AIM ::
Give the number of lines in this listing that contain "content", with no other words.

DATASET RECORDS ::
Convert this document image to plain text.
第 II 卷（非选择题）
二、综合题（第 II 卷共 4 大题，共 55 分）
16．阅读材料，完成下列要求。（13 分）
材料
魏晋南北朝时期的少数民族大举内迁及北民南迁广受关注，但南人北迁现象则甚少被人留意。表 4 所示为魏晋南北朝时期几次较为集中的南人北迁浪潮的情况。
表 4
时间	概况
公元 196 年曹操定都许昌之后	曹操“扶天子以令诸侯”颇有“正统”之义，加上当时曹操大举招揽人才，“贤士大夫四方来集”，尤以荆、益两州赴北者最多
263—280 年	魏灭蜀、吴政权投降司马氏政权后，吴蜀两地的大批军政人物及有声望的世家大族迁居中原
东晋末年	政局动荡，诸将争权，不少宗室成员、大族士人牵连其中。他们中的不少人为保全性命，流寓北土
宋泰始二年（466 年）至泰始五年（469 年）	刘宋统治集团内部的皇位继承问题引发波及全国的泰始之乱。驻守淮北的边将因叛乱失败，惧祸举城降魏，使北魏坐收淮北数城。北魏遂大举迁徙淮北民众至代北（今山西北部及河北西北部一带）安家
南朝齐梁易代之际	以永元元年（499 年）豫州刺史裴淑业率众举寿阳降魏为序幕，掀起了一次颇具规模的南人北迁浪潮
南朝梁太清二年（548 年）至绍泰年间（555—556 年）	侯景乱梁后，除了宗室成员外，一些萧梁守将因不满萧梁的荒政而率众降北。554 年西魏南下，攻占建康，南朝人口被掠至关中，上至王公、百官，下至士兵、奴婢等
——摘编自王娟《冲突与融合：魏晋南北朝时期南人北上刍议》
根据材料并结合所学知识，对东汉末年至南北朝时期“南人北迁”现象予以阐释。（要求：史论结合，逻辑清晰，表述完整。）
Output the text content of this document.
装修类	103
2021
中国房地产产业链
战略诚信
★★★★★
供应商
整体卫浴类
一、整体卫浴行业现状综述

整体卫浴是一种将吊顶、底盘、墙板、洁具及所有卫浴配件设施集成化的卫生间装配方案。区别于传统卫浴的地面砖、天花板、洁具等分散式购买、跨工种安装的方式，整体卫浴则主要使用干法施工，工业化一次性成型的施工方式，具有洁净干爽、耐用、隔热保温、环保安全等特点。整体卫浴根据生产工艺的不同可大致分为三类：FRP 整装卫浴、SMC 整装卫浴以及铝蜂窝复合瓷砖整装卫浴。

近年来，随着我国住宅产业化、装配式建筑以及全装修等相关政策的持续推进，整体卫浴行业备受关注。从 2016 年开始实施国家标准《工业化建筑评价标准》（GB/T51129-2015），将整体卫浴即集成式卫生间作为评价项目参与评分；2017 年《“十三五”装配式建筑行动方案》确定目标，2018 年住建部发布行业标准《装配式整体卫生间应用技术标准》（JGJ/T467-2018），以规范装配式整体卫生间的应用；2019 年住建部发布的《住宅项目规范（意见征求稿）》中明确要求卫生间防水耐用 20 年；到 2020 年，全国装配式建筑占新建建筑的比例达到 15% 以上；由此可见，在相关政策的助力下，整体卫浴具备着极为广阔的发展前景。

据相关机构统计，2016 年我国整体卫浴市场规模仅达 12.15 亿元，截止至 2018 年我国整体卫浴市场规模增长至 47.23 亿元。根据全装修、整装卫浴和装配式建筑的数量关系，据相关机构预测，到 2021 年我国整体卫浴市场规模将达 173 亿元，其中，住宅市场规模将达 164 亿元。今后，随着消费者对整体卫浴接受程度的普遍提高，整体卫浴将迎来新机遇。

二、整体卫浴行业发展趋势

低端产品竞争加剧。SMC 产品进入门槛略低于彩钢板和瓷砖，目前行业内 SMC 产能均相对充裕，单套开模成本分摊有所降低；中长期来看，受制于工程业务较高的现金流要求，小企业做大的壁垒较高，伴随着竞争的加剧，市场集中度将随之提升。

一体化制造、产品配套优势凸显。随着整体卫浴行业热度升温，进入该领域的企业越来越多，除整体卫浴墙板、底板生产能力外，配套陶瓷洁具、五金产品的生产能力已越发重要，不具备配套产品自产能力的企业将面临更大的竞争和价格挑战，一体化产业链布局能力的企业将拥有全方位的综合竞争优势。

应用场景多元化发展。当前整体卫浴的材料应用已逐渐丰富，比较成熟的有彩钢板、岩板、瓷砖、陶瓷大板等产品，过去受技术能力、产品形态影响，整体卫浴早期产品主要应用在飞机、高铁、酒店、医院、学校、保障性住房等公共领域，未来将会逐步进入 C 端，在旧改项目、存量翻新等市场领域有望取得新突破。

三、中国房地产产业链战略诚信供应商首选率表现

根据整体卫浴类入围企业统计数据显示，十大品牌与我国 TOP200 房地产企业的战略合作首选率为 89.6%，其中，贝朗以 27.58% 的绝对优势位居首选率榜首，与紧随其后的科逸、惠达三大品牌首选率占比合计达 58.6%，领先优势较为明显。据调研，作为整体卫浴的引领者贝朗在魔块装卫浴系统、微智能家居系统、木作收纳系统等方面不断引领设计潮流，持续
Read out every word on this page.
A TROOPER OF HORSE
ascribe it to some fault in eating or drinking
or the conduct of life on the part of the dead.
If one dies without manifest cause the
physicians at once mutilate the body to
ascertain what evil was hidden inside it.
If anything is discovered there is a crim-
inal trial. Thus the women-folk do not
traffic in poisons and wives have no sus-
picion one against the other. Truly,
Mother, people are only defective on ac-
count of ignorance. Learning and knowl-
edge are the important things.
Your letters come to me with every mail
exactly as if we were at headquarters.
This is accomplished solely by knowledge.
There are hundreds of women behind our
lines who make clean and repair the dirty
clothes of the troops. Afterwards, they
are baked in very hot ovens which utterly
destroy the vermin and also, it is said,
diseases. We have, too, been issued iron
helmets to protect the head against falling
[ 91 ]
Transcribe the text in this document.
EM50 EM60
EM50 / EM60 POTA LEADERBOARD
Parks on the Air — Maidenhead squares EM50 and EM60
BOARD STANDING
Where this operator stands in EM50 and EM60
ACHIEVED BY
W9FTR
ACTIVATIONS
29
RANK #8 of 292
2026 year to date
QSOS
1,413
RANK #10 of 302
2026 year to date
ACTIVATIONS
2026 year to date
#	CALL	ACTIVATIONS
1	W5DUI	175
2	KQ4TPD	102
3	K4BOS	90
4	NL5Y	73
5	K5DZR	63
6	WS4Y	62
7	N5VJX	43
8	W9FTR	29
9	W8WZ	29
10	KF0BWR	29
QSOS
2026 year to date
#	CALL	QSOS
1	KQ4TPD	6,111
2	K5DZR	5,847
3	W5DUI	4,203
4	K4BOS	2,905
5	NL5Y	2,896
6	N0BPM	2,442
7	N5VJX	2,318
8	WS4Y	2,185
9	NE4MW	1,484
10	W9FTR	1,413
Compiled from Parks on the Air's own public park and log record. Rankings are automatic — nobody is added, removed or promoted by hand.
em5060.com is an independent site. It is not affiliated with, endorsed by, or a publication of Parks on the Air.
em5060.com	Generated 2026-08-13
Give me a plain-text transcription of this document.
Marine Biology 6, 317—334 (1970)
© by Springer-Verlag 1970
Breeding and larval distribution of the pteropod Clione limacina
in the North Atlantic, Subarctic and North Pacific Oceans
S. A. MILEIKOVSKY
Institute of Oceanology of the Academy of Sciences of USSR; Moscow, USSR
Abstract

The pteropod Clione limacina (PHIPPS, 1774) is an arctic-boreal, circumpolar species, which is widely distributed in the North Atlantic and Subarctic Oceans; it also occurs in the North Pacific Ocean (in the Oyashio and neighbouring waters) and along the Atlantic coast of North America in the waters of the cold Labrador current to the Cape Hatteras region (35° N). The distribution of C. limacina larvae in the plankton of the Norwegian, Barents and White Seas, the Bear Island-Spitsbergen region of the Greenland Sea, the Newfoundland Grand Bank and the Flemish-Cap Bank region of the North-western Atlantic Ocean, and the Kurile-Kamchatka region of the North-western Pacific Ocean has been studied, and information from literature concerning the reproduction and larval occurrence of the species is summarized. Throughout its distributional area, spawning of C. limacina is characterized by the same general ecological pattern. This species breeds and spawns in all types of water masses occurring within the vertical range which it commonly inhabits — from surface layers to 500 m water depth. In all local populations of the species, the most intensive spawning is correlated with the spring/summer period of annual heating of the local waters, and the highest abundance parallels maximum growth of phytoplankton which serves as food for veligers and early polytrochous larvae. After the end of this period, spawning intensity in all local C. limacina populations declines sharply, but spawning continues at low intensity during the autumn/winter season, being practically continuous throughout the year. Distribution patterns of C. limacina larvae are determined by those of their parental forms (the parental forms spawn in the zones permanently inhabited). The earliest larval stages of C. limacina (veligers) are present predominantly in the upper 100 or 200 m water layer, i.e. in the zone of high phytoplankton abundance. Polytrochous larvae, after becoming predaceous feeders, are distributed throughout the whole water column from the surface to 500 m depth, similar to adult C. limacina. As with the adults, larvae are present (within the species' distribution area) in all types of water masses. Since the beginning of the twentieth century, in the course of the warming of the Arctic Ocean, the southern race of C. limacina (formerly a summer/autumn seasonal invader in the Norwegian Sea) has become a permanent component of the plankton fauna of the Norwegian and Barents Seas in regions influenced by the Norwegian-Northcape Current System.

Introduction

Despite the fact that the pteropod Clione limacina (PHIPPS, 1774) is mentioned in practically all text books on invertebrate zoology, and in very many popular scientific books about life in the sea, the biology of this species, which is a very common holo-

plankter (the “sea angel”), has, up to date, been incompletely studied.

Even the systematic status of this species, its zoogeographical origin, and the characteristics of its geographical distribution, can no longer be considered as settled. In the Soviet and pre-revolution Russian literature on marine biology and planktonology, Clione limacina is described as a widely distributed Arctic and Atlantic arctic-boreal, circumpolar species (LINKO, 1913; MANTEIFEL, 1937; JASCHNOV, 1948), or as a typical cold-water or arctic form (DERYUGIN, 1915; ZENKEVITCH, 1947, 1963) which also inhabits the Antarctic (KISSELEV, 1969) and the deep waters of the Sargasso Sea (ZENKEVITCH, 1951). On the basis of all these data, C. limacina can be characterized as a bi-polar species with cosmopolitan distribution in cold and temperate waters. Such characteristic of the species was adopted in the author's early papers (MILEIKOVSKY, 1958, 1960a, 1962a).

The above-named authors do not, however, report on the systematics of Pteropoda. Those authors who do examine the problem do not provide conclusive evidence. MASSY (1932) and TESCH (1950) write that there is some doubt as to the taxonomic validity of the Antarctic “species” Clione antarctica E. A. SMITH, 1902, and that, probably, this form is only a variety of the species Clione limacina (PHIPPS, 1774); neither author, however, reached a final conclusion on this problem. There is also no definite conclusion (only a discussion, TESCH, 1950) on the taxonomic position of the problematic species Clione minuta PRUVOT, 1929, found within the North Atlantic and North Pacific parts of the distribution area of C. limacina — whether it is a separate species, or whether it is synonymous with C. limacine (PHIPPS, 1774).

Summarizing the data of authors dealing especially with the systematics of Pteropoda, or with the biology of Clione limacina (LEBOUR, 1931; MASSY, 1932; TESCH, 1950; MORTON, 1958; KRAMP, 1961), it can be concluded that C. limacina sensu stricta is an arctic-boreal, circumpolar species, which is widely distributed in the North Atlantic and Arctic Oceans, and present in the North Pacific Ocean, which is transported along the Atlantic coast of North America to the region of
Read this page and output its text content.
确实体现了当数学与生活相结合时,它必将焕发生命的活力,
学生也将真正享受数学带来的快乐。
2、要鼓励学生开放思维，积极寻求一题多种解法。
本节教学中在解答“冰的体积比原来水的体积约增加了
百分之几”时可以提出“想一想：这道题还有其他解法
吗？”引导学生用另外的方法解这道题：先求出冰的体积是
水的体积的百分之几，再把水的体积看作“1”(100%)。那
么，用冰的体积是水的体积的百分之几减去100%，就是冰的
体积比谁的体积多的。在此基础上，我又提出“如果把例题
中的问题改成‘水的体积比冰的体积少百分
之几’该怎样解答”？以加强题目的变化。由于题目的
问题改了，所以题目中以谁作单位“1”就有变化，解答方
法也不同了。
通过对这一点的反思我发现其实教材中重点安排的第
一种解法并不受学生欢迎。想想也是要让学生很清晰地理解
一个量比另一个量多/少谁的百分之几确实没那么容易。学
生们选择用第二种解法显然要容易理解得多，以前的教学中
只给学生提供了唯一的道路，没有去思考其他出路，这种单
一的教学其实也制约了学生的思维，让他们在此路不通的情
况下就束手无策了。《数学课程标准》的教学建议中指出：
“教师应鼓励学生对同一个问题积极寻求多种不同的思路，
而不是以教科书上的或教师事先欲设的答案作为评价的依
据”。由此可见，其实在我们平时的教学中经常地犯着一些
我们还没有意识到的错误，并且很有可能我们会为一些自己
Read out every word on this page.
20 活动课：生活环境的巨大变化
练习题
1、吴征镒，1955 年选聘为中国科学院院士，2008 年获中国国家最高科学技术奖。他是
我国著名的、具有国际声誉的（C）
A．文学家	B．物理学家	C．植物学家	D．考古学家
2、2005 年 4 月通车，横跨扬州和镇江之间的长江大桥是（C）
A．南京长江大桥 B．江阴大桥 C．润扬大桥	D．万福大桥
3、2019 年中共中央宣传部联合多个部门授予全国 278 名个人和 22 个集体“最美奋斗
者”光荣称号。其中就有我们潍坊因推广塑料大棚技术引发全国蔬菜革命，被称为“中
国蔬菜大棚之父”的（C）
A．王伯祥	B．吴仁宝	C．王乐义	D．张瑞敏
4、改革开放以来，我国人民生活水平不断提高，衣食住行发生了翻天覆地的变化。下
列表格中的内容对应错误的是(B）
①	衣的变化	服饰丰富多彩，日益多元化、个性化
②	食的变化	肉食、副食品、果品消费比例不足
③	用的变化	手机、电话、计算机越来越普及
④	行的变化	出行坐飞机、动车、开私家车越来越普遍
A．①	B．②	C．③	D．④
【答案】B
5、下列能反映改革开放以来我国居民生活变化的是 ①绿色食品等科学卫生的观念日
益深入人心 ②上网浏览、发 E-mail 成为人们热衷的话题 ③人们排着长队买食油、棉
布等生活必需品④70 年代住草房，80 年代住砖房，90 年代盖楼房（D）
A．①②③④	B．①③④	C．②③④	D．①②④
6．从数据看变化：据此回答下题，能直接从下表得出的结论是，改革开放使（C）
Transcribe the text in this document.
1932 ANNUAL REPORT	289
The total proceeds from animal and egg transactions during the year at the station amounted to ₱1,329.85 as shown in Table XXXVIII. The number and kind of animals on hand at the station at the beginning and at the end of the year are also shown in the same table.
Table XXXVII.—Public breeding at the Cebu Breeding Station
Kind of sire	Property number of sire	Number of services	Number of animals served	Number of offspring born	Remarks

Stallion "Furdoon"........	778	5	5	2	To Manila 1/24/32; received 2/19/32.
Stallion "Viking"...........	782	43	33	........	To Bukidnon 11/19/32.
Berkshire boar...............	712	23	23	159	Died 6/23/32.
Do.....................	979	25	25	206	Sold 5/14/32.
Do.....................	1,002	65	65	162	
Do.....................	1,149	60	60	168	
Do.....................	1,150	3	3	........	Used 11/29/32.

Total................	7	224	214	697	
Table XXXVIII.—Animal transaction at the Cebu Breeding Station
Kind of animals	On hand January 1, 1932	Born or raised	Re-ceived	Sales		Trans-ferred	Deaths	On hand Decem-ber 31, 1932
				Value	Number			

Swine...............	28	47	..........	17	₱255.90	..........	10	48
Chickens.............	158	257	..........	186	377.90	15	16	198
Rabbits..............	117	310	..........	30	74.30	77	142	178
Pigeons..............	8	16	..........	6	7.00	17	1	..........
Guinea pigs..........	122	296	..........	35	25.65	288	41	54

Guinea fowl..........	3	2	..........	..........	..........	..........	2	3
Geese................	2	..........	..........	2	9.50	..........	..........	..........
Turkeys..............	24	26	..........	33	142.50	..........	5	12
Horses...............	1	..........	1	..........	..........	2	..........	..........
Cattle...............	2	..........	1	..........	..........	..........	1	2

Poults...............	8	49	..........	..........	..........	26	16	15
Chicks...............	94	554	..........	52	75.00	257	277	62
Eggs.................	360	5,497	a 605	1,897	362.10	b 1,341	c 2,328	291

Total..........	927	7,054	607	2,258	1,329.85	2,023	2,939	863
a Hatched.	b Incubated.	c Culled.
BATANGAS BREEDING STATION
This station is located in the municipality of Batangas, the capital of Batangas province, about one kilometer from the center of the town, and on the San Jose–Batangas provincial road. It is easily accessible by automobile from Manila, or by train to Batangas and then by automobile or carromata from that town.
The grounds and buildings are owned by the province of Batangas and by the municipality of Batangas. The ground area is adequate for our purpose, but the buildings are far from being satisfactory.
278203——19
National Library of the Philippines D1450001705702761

TASK RESPONSE ::
2